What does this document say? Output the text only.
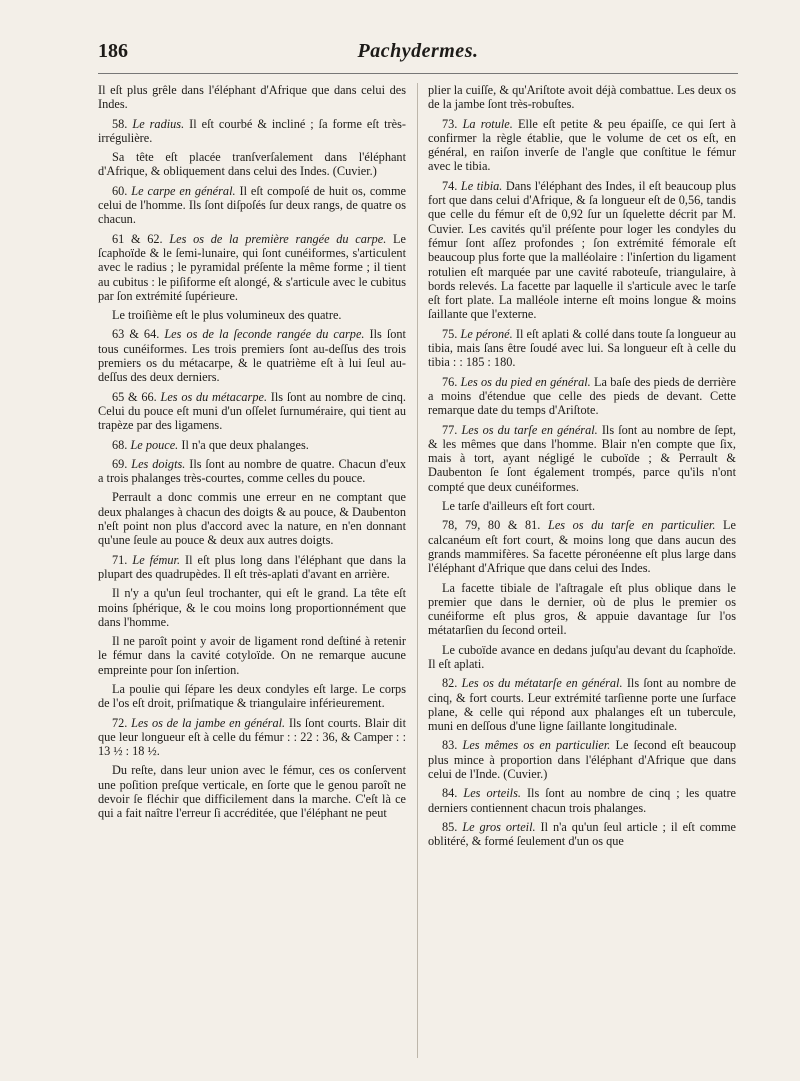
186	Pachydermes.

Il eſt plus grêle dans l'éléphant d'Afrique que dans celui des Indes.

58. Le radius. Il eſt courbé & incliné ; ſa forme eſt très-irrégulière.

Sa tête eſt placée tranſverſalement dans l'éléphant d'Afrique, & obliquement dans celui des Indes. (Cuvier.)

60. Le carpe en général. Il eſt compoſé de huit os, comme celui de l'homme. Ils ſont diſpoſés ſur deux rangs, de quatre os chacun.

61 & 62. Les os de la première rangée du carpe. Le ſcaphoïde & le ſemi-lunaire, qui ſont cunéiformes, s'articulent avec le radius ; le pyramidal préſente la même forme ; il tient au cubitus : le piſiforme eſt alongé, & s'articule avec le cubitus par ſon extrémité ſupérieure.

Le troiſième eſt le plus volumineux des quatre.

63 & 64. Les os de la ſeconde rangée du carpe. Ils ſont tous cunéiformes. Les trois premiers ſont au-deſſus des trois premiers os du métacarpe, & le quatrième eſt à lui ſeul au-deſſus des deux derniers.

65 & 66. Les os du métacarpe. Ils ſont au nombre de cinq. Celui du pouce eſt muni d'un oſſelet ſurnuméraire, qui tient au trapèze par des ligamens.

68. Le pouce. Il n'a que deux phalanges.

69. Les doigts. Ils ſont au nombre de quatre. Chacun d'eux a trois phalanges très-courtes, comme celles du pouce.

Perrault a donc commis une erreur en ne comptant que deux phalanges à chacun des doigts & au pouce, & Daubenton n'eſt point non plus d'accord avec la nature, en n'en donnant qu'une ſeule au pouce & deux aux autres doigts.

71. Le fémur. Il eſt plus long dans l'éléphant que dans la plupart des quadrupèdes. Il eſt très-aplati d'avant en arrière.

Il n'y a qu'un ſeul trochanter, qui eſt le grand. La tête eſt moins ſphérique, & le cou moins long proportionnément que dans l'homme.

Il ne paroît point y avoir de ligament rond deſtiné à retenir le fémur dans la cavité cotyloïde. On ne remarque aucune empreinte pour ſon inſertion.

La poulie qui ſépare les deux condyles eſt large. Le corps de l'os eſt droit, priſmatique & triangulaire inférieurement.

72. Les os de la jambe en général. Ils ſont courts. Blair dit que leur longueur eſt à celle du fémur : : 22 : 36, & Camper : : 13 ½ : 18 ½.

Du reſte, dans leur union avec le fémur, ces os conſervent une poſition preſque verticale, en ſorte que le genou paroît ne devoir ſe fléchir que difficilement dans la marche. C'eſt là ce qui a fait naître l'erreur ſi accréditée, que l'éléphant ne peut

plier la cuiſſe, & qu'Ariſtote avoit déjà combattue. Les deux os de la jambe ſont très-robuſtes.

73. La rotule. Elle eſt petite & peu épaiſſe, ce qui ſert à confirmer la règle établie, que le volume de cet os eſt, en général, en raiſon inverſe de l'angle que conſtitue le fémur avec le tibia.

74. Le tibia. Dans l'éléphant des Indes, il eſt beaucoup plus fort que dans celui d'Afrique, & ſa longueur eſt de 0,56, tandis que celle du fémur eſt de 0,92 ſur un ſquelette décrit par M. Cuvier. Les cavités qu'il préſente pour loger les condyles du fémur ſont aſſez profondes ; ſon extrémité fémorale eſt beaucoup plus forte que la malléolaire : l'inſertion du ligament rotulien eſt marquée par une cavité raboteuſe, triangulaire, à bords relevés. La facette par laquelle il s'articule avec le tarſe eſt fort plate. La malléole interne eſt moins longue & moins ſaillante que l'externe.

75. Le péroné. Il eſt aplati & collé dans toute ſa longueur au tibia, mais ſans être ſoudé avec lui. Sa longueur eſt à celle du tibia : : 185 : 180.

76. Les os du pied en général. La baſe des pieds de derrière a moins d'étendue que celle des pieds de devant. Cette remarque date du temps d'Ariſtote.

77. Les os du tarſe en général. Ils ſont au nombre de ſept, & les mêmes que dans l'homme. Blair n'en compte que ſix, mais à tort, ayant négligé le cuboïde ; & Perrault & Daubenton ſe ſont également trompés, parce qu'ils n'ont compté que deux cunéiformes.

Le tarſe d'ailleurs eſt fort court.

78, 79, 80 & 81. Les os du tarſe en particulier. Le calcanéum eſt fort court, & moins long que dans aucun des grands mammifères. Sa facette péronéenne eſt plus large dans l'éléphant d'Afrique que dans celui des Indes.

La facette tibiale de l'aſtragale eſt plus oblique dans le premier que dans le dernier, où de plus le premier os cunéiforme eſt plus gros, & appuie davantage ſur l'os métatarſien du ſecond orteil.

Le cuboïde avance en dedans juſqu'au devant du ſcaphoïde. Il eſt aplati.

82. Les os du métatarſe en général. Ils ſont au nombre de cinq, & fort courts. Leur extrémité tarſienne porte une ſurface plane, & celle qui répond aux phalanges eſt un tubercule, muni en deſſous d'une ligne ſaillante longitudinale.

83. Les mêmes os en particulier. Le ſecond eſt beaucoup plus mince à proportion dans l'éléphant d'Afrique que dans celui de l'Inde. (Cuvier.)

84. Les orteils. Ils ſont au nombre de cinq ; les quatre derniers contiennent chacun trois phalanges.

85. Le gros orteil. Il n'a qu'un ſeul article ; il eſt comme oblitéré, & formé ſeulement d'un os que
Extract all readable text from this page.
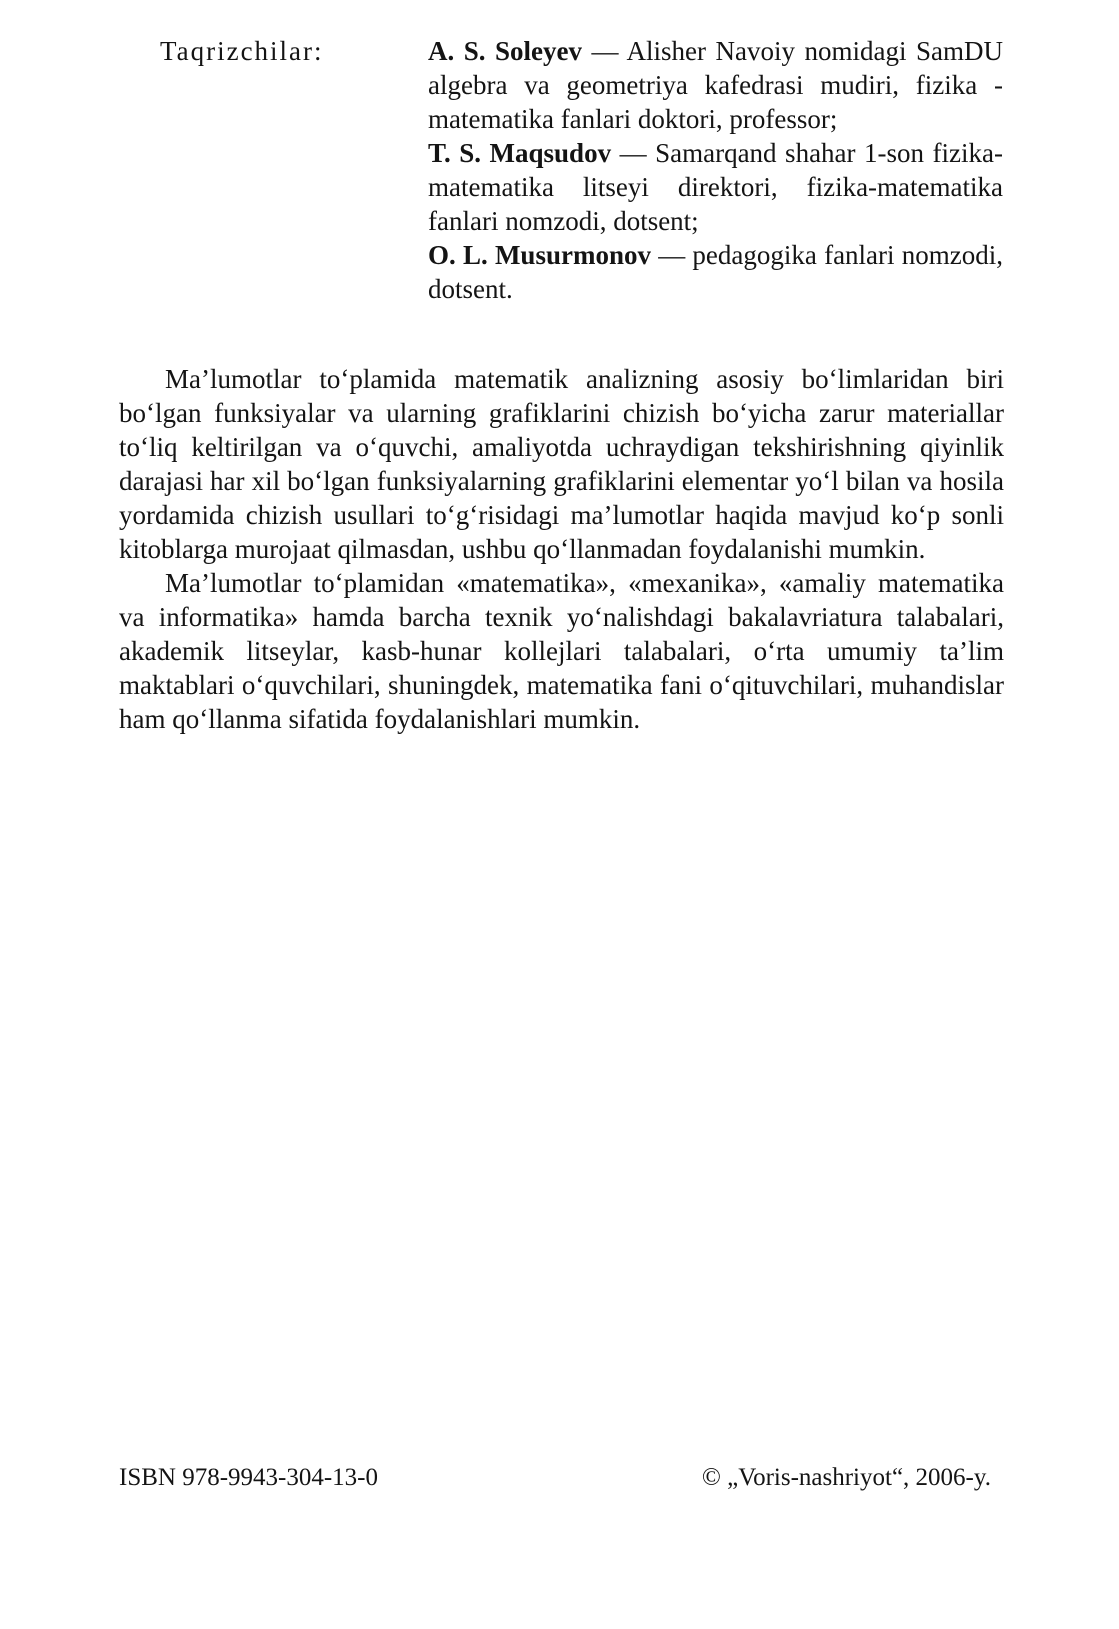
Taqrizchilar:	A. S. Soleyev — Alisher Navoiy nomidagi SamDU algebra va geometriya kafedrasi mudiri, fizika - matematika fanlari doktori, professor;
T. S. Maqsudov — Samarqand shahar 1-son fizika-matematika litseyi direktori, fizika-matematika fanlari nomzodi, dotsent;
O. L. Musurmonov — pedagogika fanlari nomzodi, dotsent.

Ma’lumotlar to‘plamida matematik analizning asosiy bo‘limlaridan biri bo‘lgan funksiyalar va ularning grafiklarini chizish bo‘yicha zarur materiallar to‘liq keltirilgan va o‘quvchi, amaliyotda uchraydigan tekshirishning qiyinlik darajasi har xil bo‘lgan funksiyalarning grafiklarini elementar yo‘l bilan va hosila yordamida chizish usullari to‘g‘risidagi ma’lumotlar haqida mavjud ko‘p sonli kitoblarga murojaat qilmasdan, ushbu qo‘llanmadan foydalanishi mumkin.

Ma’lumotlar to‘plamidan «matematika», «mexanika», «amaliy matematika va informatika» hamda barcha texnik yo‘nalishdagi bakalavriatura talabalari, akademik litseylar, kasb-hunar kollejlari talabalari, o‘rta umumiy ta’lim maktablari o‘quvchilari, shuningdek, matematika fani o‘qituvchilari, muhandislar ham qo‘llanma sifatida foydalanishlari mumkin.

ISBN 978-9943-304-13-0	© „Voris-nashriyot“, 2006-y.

● Directions
Repeat each record exactly as shown above, dropping all images.

● Output
What does this document say? Output the text only.
186	Pachydermes.

Il eſt plus grêle dans l'éléphant d'Afrique que dans celui des Indes.

58. Le radius. Il eſt courbé & incliné ; ſa forme eſt très-irrégulière.

Sa tête eſt placée tranſverſalement dans l'éléphant d'Afrique, & obliquement dans celui des Indes. (Cuvier.)

60. Le carpe en général. Il eſt compoſé de huit os, comme celui de l'homme. Ils ſont diſpoſés ſur deux rangs, de quatre os chacun.

61 & 62. Les os de la première rangée du carpe. Le ſcaphoïde & le ſemi-lunaire, qui ſont cunéiformes, s'articulent avec le radius ; le pyramidal préſente la même forme ; il tient au cubitus : le piſiforme eſt alongé, & s'articule avec le cubitus par ſon extrémité ſupérieure.

Le troiſième eſt le plus volumineux des quatre.

63 & 64. Les os de la ſeconde rangée du carpe. Ils ſont tous cunéiformes. Les trois premiers ſont au-deſſus des trois premiers os du métacarpe, & le quatrième eſt à lui ſeul au-deſſus des deux derniers.

65 & 66. Les os du métacarpe. Ils ſont au nombre de cinq. Celui du pouce eſt muni d'un oſſelet ſurnuméraire, qui tient au trapèze par des ligamens.

68. Le pouce. Il n'a que deux phalanges.

69. Les doigts. Ils ſont au nombre de quatre. Chacun d'eux a trois phalanges très-courtes, comme celles du pouce.

Perrault a donc commis une erreur en ne comptant que deux phalanges à chacun des doigts & au pouce, & Daubenton n'eſt point non plus d'accord avec la nature, en n'en donnant qu'une ſeule au pouce & deux aux autres doigts.

71. Le fémur. Il eſt plus long dans l'éléphant que dans la plupart des quadrupèdes. Il eſt très-aplati d'avant en arrière.

Il n'y a qu'un ſeul trochanter, qui eſt le grand. La tête eſt moins ſphérique, & le cou moins long proportionnément que dans l'homme.

Il ne paroît point y avoir de ligament rond deſtiné à retenir le fémur dans la cavité cotyloïde. On ne remarque aucune empreinte pour ſon inſertion.

La poulie qui ſépare les deux condyles eſt large. Le corps de l'os eſt droit, priſmatique & triangulaire inférieurement.

72. Les os de la jambe en général. Ils ſont courts. Blair dit que leur longueur eſt à celle du fémur : : 22 : 36, & Camper : : 13 ½ : 18 ½.

Du reſte, dans leur union avec le fémur, ces os conſervent une poſition preſque verticale, en ſorte que le genou paroît ne devoir ſe fléchir que difficilement dans la marche. C'eſt là ce qui a fait naître l'erreur ſi accréditée, que l'éléphant ne peut

plier la cuiſſe, & qu'Ariſtote avoit déjà combattue. Les deux os de la jambe ſont très-robuſtes.

73. La rotule. Elle eſt petite & peu épaiſſe, ce qui ſert à confirmer la règle établie, que le volume de cet os eſt, en général, en raiſon inverſe de l'angle que conſtitue le fémur avec le tibia.

74. Le tibia. Dans l'éléphant des Indes, il eſt beaucoup plus fort que dans celui d'Afrique, & ſa longueur eſt de 0,56, tandis que celle du fémur eſt de 0,92 ſur un ſquelette décrit par M. Cuvier. Les cavités qu'il préſente pour loger les condyles du fémur ſont aſſez profondes ; ſon extrémité fémorale eſt beaucoup plus forte que la malléolaire : l'inſertion du ligament rotulien eſt marquée par une cavité raboteuſe, triangulaire, à bords relevés. La facette par laquelle il s'articule avec le tarſe eſt fort plate. La malléole interne eſt moins longue & moins ſaillante que l'externe.

75. Le péroné. Il eſt aplati & collé dans toute ſa longueur au tibia, mais ſans être ſoudé avec lui. Sa longueur eſt à celle du tibia : : 185 : 180.

76. Les os du pied en général. La baſe des pieds de derrière a moins d'étendue que celle des pieds de devant. Cette remarque date du temps d'Ariſtote.

77. Les os du tarſe en général. Ils ſont au nombre de ſept, & les mêmes que dans l'homme. Blair n'en compte que ſix, mais à tort, ayant négligé le cuboïde ; & Perrault & Daubenton ſe ſont également trompés, parce qu'ils n'ont compté que deux cunéiformes.

Le tarſe d'ailleurs eſt fort court.

78, 79, 80 & 81. Les os du tarſe en particulier. Le calcanéum eſt fort court, & moins long que dans aucun des grands mammifères. Sa facette péronéenne eſt plus large dans l'éléphant d'Afrique que dans celui des Indes.

La facette tibiale de l'aſtragale eſt plus oblique dans le premier que dans le dernier, où de plus le premier os cunéiforme eſt plus gros, & appuie davantage ſur l'os métatarſien du ſecond orteil.

Le cuboïde avance en dedans juſqu'au devant du ſcaphoïde. Il eſt aplati.

82. Les os du métatarſe en général. Ils ſont au nombre de cinq, & fort courts. Leur extrémité tarſienne porte une ſurface plane, & celle qui répond aux phalanges eſt un tubercule, muni en deſſous d'une ligne ſaillante longitudinale.

83. Les mêmes os en particulier. Le ſecond eſt beaucoup plus mince à proportion dans l'éléphant d'Afrique que dans celui de l'Inde. (Cuvier.)

84. Les orteils. Ils ſont au nombre de cinq ; les quatre derniers contiennent chacun trois phalanges.

85. Le gros orteil. Il n'a qu'un ſeul article ; il eſt comme oblitéré, & formé ſeulement d'un os que
Extract all readable text from this page.
Taqrizchilar:	A. S. Soleyev — Alisher Navoiy nomidagi SamDU algebra va geometriya kafedrasi mudiri, fizika - matematika fanlari doktori, professor;
T. S. Maqsudov — Samarqand shahar 1-son fizika-matematika litseyi direktori, fizika-matematika fanlari nomzodi, dotsent;
O. L. Musurmonov — pedagogika fanlari nomzodi, dotsent.

Ma’lumotlar to‘plamida matematik analizning asosiy bo‘limlaridan biri bo‘lgan funksiyalar va ularning grafiklarini chizish bo‘yicha zarur materiallar to‘liq keltirilgan va o‘quvchi, amaliyotda uchraydigan tekshirishning qiyinlik darajasi har xil bo‘lgan funksiyalarning grafiklarini elementar yo‘l bilan va hosila yordamida chizish usullari to‘g‘risidagi ma’lumotlar haqida mavjud ko‘p sonli kitoblarga murojaat qilmasdan, ushbu qo‘llanmadan foydalanishi mumkin.

Ma’lumotlar to‘plamidan «matematika», «mexanika», «amaliy matematika va informatika» hamda barcha texnik yo‘nalishdagi bakalavriatura talabalari, akademik litseylar, kasb-hunar kollejlari talabalari, o‘rta umumiy ta’lim maktablari o‘quvchilari, shuningdek, matematika fani o‘qituvchilari, muhandislar ham qo‘llanma sifatida foydalanishlari mumkin.

ISBN 978-9943-304-13-0	© „Voris-nashriyot“, 2006-y.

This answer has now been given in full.